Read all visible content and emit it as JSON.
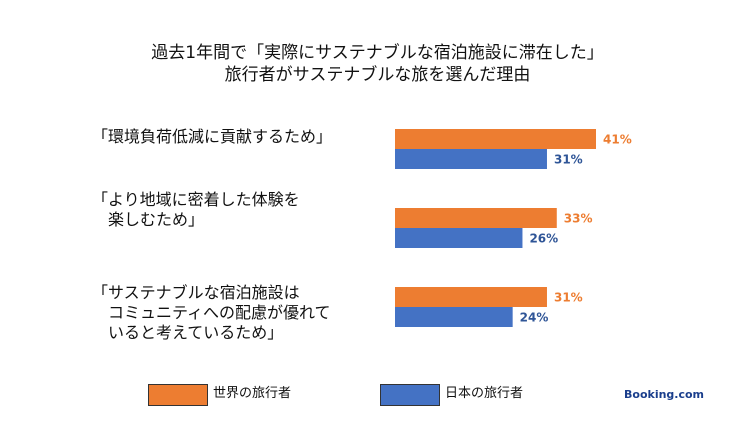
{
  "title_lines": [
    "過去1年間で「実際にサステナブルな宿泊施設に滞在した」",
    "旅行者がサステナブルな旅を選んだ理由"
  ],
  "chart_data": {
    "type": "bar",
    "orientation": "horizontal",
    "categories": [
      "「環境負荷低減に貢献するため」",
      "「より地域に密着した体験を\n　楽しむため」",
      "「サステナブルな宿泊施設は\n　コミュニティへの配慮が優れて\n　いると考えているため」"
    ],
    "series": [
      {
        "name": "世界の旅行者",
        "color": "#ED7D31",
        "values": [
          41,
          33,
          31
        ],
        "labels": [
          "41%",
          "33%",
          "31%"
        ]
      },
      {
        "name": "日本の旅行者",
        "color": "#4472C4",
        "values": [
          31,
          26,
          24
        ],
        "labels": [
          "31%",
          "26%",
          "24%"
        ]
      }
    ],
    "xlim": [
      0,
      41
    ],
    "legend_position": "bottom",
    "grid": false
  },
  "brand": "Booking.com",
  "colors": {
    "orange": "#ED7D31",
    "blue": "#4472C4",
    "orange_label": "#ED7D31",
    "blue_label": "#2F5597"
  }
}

· · · · · · ·

◆ **WRITTEN REQUEST**: Are you able to set down all the lines above exactly, without any pictures?

◆ **RESULT OF THIS EXERCISE**:
Read all visible content and emit it as JSON.
{
  "title_lines": [
    "過去1年間で「実際にサステナブルな宿泊施設に滞在した」",
    "旅行者がサステナブルな旅を選んだ理由"
  ],
  "chart_data": {
    "type": "bar",
    "orientation": "horizontal",
    "categories": [
      "「環境負荷低減に貢献するため」",
      "「より地域に密着した体験を\n　楽しむため」",
      "「サステナブルな宿泊施設は\n　コミュニティへの配慮が優れて\n　いると考えているため」"
    ],
    "series": [
      {
        "name": "世界の旅行者",
        "color": "#ED7D31",
        "values": [
          41,
          33,
          31
        ],
        "labels": [
          "41%",
          "33%",
          "31%"
        ]
      },
      {
        "name": "日本の旅行者",
        "color": "#4472C4",
        "values": [
          31,
          26,
          24
        ],
        "labels": [
          "31%",
          "26%",
          "24%"
        ]
      }
    ],
    "xlim": [
      0,
      41
    ],
    "legend_position": "bottom",
    "grid": false
  },
  "brand": "Booking.com",
  "colors": {
    "orange": "#ED7D31",
    "blue": "#4472C4",
    "orange_label": "#ED7D31",
    "blue_label": "#2F5597"
  }
}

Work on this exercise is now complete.